### Goal
Your task is to repeat the lines below exactly, excluding any pictures they contain.

(Collected data)
======
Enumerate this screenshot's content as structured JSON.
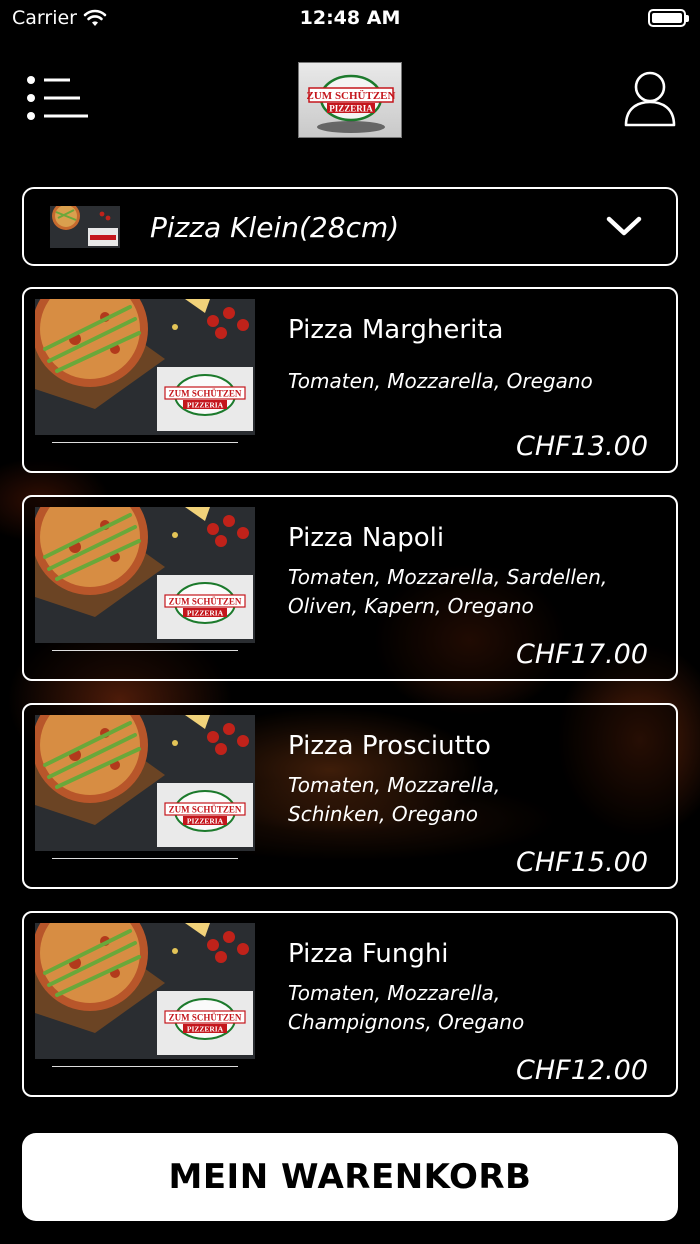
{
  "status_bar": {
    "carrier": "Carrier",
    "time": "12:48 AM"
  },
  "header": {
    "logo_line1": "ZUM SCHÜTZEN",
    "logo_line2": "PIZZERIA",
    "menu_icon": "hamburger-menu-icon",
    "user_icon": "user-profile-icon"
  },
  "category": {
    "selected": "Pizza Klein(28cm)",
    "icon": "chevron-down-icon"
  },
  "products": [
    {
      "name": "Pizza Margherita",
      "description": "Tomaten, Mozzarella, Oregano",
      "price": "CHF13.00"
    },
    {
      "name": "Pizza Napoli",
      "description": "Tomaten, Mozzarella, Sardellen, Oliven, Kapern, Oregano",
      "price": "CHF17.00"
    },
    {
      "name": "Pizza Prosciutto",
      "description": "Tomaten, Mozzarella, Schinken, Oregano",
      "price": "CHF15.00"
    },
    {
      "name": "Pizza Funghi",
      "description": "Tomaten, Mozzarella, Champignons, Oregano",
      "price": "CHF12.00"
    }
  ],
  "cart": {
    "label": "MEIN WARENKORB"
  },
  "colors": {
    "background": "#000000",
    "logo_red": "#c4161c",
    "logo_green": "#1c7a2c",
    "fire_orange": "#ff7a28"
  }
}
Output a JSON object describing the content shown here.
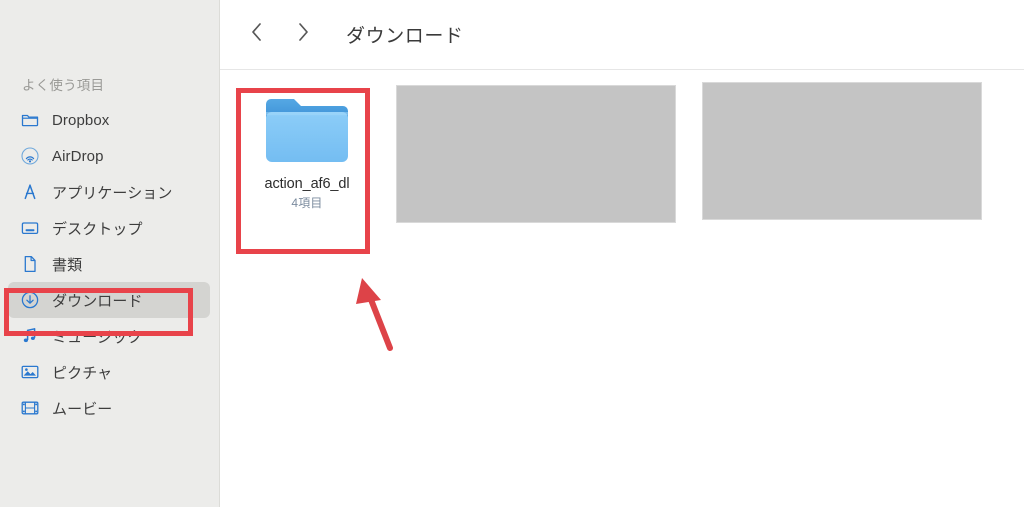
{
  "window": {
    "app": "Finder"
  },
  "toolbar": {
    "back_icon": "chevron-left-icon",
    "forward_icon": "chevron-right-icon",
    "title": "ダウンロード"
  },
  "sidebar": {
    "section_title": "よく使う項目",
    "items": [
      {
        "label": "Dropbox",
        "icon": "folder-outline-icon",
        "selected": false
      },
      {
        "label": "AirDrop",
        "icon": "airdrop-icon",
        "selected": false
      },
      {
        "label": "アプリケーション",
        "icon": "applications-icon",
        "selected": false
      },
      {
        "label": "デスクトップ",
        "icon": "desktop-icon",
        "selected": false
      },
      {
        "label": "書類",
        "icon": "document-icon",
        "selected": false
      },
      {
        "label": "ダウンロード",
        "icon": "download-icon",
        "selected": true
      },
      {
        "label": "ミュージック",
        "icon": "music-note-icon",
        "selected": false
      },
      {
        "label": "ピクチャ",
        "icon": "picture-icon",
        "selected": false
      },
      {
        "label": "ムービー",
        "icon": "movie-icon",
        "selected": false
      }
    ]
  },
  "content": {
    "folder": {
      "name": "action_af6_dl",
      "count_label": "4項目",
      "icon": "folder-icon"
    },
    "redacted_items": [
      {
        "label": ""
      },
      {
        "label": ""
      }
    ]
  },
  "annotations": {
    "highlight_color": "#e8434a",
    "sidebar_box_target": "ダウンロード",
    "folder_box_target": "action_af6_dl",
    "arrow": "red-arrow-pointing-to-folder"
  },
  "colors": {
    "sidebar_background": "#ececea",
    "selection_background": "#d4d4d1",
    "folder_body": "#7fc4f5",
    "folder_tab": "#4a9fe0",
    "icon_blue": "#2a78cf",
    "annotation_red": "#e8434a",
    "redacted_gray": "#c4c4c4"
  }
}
======
### Completed task
Enumerate this screenshot's content as structured JSON.
{
  "status_bar": {
    "carrier": "Carrier",
    "time": "12:48 AM"
  },
  "header": {
    "logo_line1": "ZUM SCHÜTZEN",
    "logo_line2": "PIZZERIA",
    "menu_icon": "hamburger-menu-icon",
    "user_icon": "user-profile-icon"
  },
  "category": {
    "selected": "Pizza Klein(28cm)",
    "icon": "chevron-down-icon"
  },
  "products": [
    {
      "name": "Pizza Margherita",
      "description": "Tomaten, Mozzarella, Oregano",
      "price": "CHF13.00"
    },
    {
      "name": "Pizza Napoli",
      "description": "Tomaten, Mozzarella, Sardellen, Oliven, Kapern, Oregano",
      "price": "CHF17.00"
    },
    {
      "name": "Pizza Prosciutto",
      "description": "Tomaten, Mozzarella, Schinken, Oregano",
      "price": "CHF15.00"
    },
    {
      "name": "Pizza Funghi",
      "description": "Tomaten, Mozzarella, Champignons, Oregano",
      "price": "CHF12.00"
    }
  ],
  "cart": {
    "label": "MEIN WARENKORB"
  },
  "colors": {
    "background": "#000000",
    "logo_red": "#c4161c",
    "logo_green": "#1c7a2c",
    "fire_orange": "#ff7a28"
  }
}
Output a JSON object describing the content shown here.
{
  "window": {
    "app": "Finder"
  },
  "toolbar": {
    "back_icon": "chevron-left-icon",
    "forward_icon": "chevron-right-icon",
    "title": "ダウンロード"
  },
  "sidebar": {
    "section_title": "よく使う項目",
    "items": [
      {
        "label": "Dropbox",
        "icon": "folder-outline-icon",
        "selected": false
      },
      {
        "label": "AirDrop",
        "icon": "airdrop-icon",
        "selected": false
      },
      {
        "label": "アプリケーション",
        "icon": "applications-icon",
        "selected": false
      },
      {
        "label": "デスクトップ",
        "icon": "desktop-icon",
        "selected": false
      },
      {
        "label": "書類",
        "icon": "document-icon",
        "selected": false
      },
      {
        "label": "ダウンロード",
        "icon": "download-icon",
        "selected": true
      },
      {
        "label": "ミュージック",
        "icon": "music-note-icon",
        "selected": false
      },
      {
        "label": "ピクチャ",
        "icon": "picture-icon",
        "selected": false
      },
      {
        "label": "ムービー",
        "icon": "movie-icon",
        "selected": false
      }
    ]
  },
  "content": {
    "folder": {
      "name": "action_af6_dl",
      "count_label": "4項目",
      "icon": "folder-icon"
    },
    "redacted_items": [
      {
        "label": ""
      },
      {
        "label": ""
      }
    ]
  },
  "annotations": {
    "highlight_color": "#e8434a",
    "sidebar_box_target": "ダウンロード",
    "folder_box_target": "action_af6_dl",
    "arrow": "red-arrow-pointing-to-folder"
  },
  "colors": {
    "sidebar_background": "#ececea",
    "selection_background": "#d4d4d1",
    "folder_body": "#7fc4f5",
    "folder_tab": "#4a9fe0",
    "icon_blue": "#2a78cf",
    "annotation_red": "#e8434a",
    "redacted_gray": "#c4c4c4"
  }
}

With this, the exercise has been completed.